[Stored records]

================

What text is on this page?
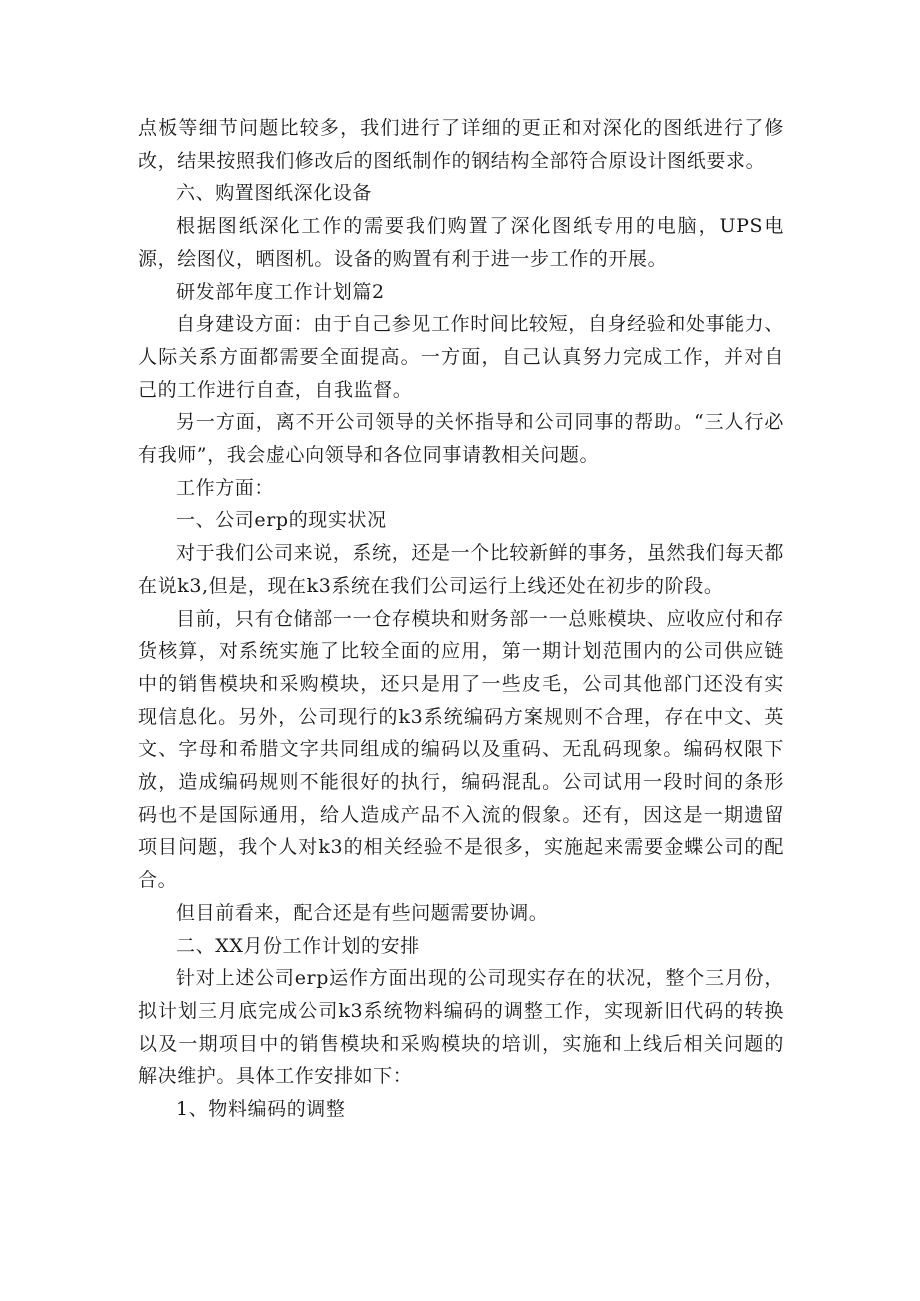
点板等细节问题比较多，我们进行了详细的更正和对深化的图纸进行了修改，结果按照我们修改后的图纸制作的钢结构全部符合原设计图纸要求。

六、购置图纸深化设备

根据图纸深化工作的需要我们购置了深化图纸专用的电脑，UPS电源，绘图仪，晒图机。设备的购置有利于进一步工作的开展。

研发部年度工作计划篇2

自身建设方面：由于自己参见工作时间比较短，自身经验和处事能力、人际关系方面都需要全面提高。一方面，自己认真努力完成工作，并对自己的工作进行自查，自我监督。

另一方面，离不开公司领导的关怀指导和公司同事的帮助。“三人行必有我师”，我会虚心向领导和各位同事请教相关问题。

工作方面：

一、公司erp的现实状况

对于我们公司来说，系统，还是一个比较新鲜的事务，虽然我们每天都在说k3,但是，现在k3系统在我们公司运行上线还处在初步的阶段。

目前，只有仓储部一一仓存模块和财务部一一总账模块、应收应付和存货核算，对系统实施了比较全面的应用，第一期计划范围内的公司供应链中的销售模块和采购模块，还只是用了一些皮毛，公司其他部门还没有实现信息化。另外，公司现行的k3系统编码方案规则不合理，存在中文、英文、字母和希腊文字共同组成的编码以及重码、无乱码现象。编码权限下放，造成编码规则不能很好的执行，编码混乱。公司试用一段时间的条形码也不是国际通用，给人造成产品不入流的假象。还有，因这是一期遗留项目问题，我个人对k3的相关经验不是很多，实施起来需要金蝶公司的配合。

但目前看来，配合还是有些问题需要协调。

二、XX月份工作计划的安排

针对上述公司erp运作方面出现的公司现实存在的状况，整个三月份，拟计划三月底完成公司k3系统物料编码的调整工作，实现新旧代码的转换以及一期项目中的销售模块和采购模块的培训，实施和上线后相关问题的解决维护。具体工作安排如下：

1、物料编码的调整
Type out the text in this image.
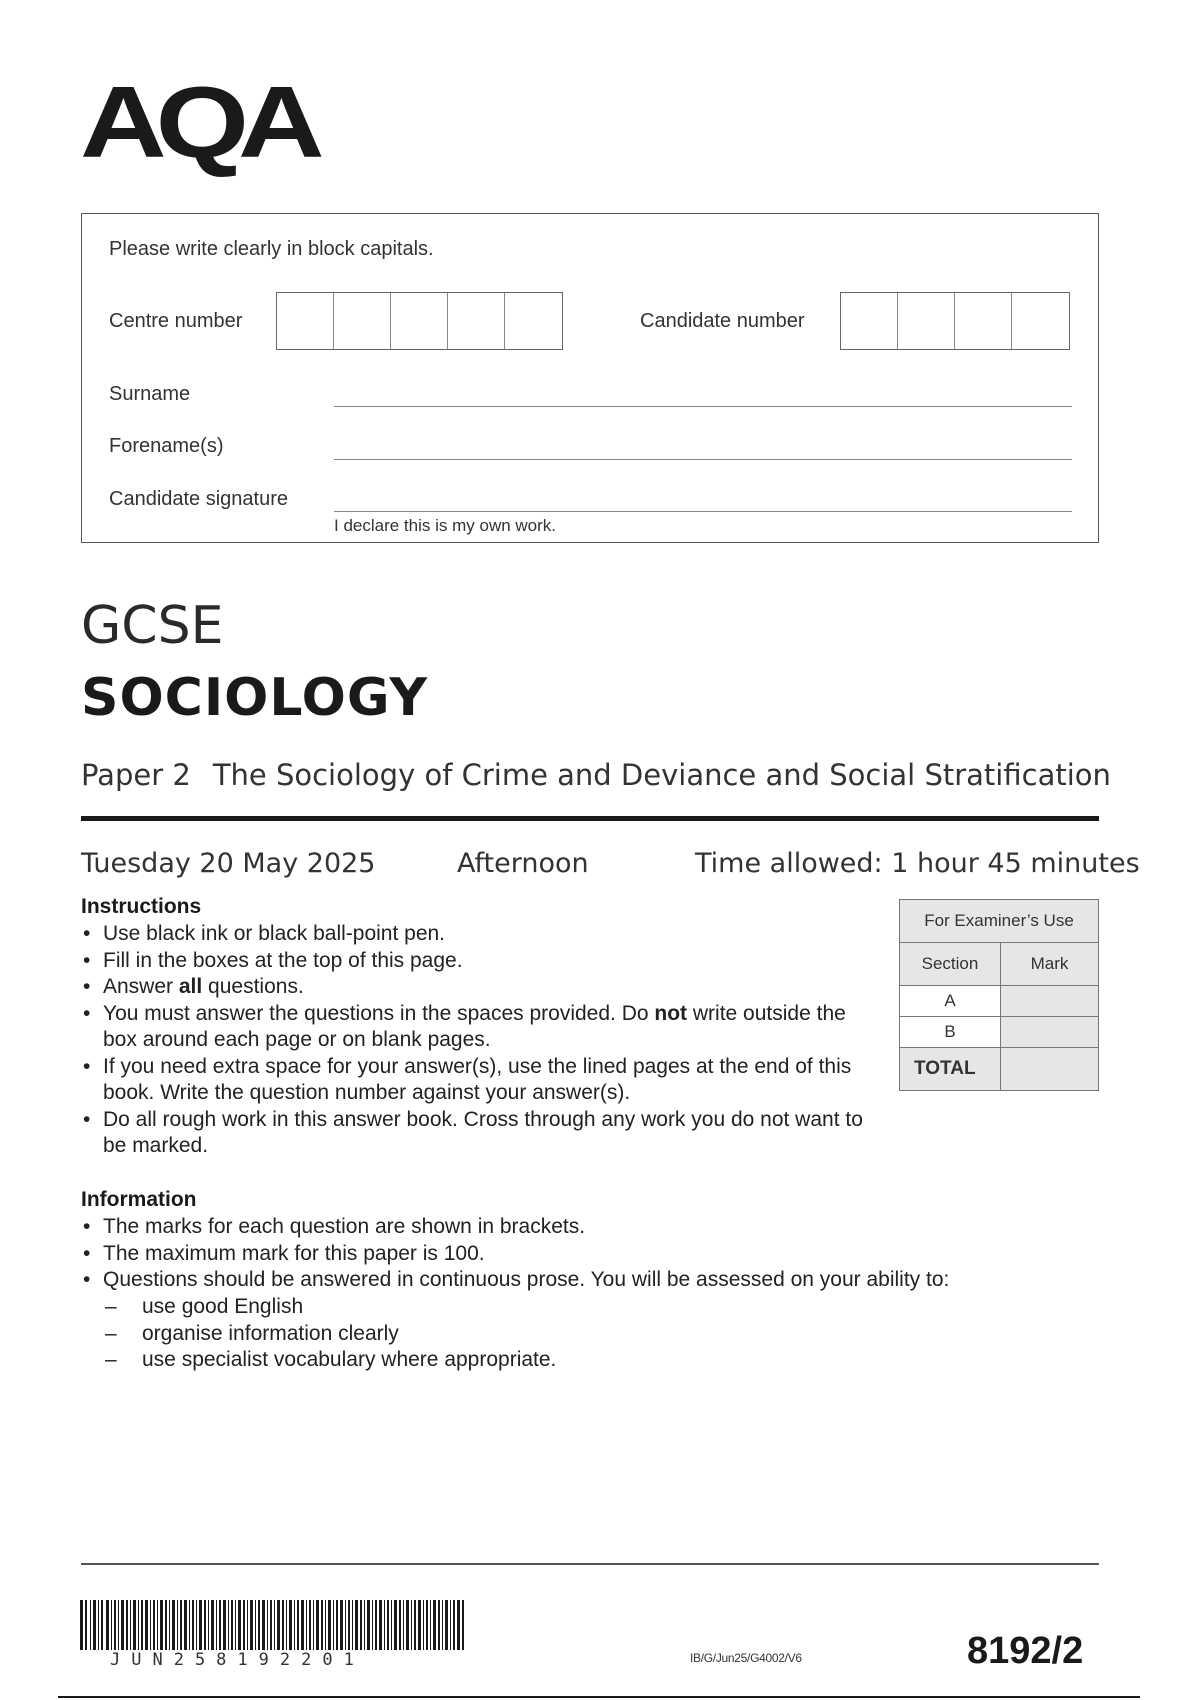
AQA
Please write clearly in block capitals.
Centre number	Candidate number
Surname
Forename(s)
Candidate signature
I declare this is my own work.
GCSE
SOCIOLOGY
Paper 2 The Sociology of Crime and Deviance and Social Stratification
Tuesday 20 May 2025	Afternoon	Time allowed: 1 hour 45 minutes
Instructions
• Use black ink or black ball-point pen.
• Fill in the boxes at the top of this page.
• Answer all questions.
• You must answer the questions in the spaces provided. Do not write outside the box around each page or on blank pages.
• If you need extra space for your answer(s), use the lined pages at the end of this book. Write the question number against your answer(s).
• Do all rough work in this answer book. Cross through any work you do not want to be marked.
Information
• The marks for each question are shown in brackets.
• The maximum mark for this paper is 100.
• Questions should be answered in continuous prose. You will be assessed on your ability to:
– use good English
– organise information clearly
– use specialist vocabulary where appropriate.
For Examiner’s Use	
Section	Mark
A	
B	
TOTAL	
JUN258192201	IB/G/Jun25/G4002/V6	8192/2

================

• **Exercise brief**: Give only the number of lines that include the word "each".

• **Completed exercise**: 2